Region and label listings
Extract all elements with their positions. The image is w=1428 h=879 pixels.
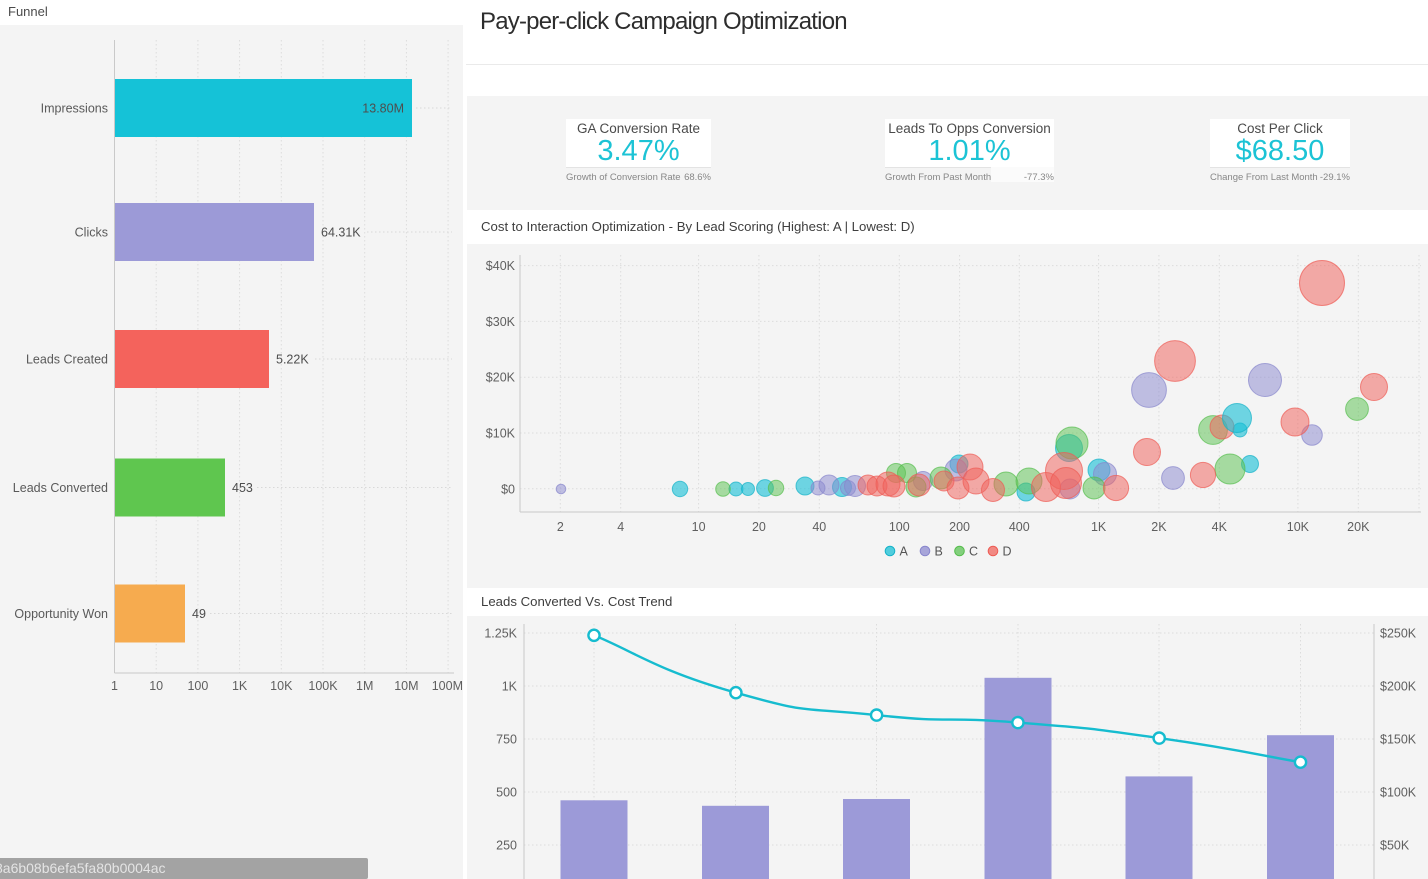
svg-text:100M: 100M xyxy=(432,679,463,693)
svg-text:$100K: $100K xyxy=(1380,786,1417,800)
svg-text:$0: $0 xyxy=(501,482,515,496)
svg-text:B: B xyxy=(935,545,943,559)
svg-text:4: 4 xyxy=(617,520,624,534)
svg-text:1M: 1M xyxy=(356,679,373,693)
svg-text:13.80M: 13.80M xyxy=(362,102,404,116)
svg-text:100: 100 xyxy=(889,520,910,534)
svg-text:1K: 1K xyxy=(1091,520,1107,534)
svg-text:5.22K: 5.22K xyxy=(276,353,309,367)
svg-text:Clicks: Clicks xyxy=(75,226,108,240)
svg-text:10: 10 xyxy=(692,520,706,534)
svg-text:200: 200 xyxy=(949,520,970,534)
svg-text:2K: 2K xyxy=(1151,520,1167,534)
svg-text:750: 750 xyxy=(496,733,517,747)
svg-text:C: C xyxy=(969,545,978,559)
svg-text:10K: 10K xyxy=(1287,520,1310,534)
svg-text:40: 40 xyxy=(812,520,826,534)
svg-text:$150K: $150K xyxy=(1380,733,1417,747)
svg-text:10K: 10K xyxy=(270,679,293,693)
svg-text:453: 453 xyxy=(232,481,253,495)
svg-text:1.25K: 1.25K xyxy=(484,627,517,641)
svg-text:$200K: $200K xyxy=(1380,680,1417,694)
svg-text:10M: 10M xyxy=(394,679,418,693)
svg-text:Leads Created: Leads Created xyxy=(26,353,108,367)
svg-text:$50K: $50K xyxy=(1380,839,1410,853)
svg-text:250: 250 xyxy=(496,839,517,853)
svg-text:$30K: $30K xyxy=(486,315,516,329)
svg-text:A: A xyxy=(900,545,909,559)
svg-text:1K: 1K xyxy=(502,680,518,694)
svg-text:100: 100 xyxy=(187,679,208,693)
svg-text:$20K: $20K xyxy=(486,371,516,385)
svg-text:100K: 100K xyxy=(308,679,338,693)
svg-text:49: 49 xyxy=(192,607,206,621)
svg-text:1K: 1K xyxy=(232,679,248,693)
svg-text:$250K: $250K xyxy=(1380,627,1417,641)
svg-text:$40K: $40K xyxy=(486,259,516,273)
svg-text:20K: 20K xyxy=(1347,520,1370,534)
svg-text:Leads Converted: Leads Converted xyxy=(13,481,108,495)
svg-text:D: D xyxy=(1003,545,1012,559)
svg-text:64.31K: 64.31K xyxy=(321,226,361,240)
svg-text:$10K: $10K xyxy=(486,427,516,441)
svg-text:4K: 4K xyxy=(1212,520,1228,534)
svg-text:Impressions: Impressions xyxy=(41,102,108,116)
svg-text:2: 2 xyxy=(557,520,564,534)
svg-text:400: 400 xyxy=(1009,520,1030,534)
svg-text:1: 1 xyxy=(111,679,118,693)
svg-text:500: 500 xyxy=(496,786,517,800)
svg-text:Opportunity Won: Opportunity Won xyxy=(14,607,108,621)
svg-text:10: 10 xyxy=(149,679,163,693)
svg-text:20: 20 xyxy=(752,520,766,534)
--
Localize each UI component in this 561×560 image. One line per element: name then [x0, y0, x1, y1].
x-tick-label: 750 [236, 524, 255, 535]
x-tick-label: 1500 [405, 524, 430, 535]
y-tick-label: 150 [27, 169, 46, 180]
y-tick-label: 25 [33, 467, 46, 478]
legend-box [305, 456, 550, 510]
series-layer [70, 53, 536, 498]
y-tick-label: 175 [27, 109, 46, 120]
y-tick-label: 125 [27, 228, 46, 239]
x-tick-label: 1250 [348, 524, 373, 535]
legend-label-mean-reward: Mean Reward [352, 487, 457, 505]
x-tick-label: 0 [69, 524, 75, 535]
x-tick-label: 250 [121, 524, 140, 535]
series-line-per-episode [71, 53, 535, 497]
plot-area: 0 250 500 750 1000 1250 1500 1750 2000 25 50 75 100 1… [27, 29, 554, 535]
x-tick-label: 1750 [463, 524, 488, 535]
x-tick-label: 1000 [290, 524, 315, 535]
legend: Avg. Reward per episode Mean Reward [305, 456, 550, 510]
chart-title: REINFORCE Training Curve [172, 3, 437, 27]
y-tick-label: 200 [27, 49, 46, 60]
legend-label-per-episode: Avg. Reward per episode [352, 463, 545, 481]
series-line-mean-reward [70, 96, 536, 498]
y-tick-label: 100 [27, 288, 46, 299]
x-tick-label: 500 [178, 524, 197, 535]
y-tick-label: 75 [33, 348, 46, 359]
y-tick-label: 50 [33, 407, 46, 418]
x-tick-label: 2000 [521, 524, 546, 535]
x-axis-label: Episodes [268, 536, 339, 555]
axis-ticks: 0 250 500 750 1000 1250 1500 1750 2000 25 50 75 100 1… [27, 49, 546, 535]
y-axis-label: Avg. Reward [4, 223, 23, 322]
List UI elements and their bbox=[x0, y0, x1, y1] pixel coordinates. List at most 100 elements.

§ **The task**
Can you put the part of the material that opens with the line containing "Localize each UI" and closes with the line containing "legend-label-per-episode: Avg. Reward", both lines included, into a numbered list, leaving out any blank lines?

§ **The completed task**
1. Localize each UI component in this 561×560 image. One line per element: name then [x0, y0, x1, y1].
2. x-tick-label: 750 [236, 524, 255, 535]
3. x-tick-label: 1500 [405, 524, 430, 535]
4. y-tick-label: 150 [27, 169, 46, 180]
5. y-tick-label: 25 [33, 467, 46, 478]
6. legend-box [305, 456, 550, 510]
7. series-layer [70, 53, 536, 498]
8. y-tick-label: 175 [27, 109, 46, 120]
9. y-tick-label: 125 [27, 228, 46, 239]
10. x-tick-label: 1250 [348, 524, 373, 535]
11. legend-label-mean-reward: Mean Reward [352, 487, 457, 505]
12. x-tick-label: 0 [69, 524, 75, 535]
13. x-tick-label: 250 [121, 524, 140, 535]
14. series-line-per-episode [71, 53, 535, 497]
15. plot-area: 0 250 500 750 1000 1250 1500 1750 2000 25 50 75 100 1… [27, 29, 554, 535]
16. x-tick-label: 1750 [463, 524, 488, 535]
17. x-tick-label: 1000 [290, 524, 315, 535]
18. legend: Avg. Reward per episode Mean Reward [305, 456, 550, 510]
19. chart-title: REINFORCE Training Curve [172, 3, 437, 27]
20. y-tick-label: 200 [27, 49, 46, 60]
21. legend-label-per-episode: Avg. Reward per episode [352, 463, 545, 481]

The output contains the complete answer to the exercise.